> [Directions] Look for the string "证券投资分析" in every line, and copy each line that has it.

> [Data shown]
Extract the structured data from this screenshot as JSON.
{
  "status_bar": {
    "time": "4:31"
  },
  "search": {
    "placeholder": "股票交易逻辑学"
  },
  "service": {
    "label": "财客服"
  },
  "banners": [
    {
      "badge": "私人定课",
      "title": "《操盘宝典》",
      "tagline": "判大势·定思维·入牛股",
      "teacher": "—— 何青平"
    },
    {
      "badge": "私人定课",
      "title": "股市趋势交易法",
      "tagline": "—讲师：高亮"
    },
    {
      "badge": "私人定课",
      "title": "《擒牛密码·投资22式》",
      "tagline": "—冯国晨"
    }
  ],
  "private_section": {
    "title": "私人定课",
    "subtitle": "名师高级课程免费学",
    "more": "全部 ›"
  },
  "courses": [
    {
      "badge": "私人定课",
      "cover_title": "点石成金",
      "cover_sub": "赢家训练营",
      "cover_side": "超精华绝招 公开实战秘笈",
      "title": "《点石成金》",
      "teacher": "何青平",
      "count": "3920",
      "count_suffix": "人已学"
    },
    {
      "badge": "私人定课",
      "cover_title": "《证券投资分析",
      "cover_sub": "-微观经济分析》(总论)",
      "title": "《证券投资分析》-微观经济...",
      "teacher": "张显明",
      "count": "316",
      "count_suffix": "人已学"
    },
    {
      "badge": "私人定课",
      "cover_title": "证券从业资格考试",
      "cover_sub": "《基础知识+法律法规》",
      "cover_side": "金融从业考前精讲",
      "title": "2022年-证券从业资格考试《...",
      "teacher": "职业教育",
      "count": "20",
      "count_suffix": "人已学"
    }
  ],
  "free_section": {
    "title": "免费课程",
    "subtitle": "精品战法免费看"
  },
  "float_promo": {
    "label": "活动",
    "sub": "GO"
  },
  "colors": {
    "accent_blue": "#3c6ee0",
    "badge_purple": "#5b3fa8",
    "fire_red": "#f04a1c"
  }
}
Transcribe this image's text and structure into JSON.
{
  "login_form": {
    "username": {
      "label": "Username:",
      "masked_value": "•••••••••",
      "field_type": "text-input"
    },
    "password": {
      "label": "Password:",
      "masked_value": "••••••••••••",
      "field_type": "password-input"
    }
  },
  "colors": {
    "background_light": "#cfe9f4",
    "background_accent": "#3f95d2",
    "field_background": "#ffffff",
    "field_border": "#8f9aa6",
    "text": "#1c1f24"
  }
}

> [Correct result]
      "cover_title": "《证券投资分析",
      "title": "《证券投资分析》-微观经济...",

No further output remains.